▸ **DO THIS**
Copy out all lines that hold "FTCA".
begin
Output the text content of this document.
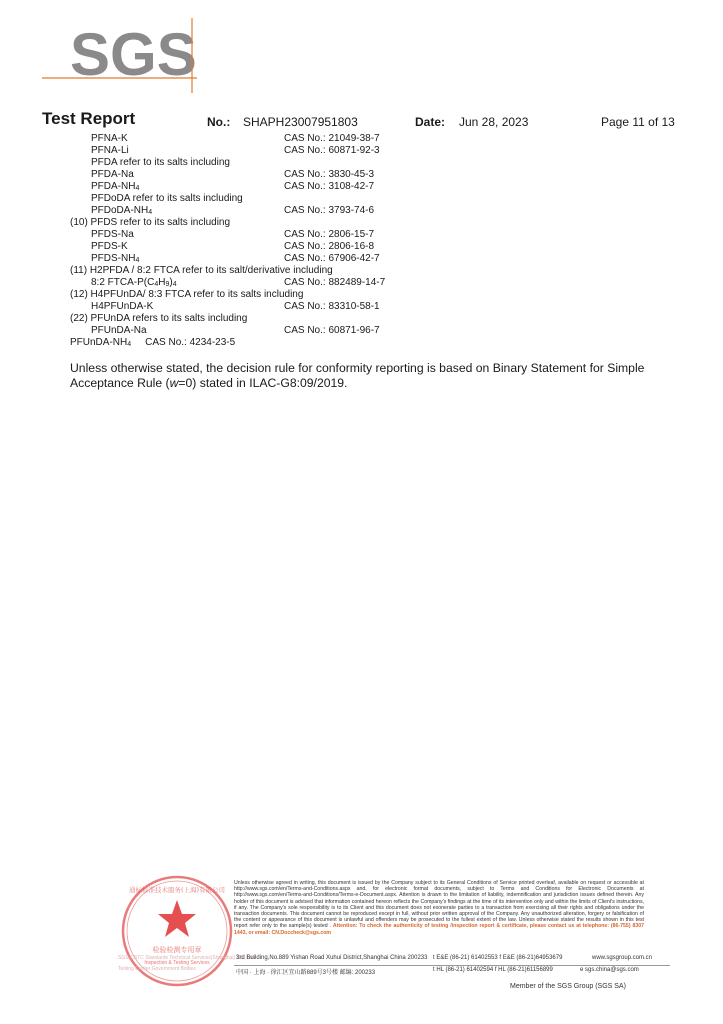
SGS
Test Report	No.: SHAPH23007951803	Date: Jun 28, 2023	Page 11 of 13
PFNA-K	CAS No.: 21049-38-7
PFNA-Li	CAS No.: 60871-92-3
PFDA refer to its salts including
PFDA-Na	CAS No.: 3830-45-3
PFDA-$NH_4$	CAS No.: 3108-42-7
PFDoDA refer to its salts including
PFDoDA-$NH_4$	CAS No.: 3793-74-6
(10) PFDS refer to its salts including
PFDS-Na	CAS No.: 2806-15-7
PFDS-K	CAS No.: 2806-16-8
PFDS-$NH_4$	CAS No.: 67906-42-7
(11) H2PFDA / 8:2 FTCA refer to its salt/derivative including
8:2 FTCA-$P(C_4H_9)_4$	CAS No.: 882489-14-7
(12) H4PFUnDA/ 8:3 FTCA refer to its salts including
H4PFUnDA-K	CAS No.: 83310-58-1
(22) PFUnDA refers to its salts including
PFUnDA-Na	CAS No.: 60871-96-7
PFUnDA-$NH_4$ CAS No.: 4234-23-5
Unless otherwise stated, the decision rule for conformity reporting is based on Binary Statement for Simple Acceptance Rule (w=0) stated in ILAC-G8:09/2019.
检验检测专用章
Inspection & Testing Services
通标标准技术服务(上海)有限公司
SGS-CSTC Standards Technical Services(Shanghai) Co., Ltd.
Testing Center Government Bodies
Unless otherwise agreed in writing, this document is issued by the Company subject to its General Conditions of Service printed overleaf, available on request or accessible at http://www.sgs.com/en/Terms-and-Conditions.aspx and, for electronic format documents, subject to Terms and Conditions for Electronic Documents at http://www.sgs.com/en/Terms-and-Conditions/Terms-e-Document.aspx. Attention is drawn to the limitation of liability, indemnification and jurisdiction issues defined therein. Any holder of this document is advised that information contained hereon reflects the Company's findings at the time of its intervention only and within the limits of Client's instructions, if any. The Company's sole responsibility is to its Client and this document does not exonerate parties to a transaction from exercising all their rights and obligations under the transaction documents. This document cannot be reproduced except in full, without prior written approval of the Company. Any unauthorized alteration, forgery or falsification of the content or appearance of this document is unlawful and offenders may be prosecuted to the fullest extent of the law. Unless otherwise stated the results shown in this test report refer only to the sample(s) tested . Attention: To check the authenticity of testing /inspection report & certificate, please contact us at telephone: (86-755) 8307 1443, or email: CN.Doccheck@sgs.com
3rd Building,No.889 Yishan Road Xuhui District,Shanghai China 200233 t E&E (86-21) 61402553 f E&E (86-21)64953679	www.sgsgroup.com.cn
中国 · 上海 · 徐汇区宜山路889号3号楼 邮编: 200233	t HL (86-21) 61402594 f HL (86-21)61156899	e sgs.china@sgs.com
Member of the SGS Group (SGS SA)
end
▸ **FINISHED ANSWER**
(11) H2PFDA / 8:2 FTCA refer to its salt/derivative including
8:2 FTCA-$P(C_4H_9)_4$	CAS No.: 882489-14-7
(12) H4PFUnDA/ 8:3 FTCA refer to its salts including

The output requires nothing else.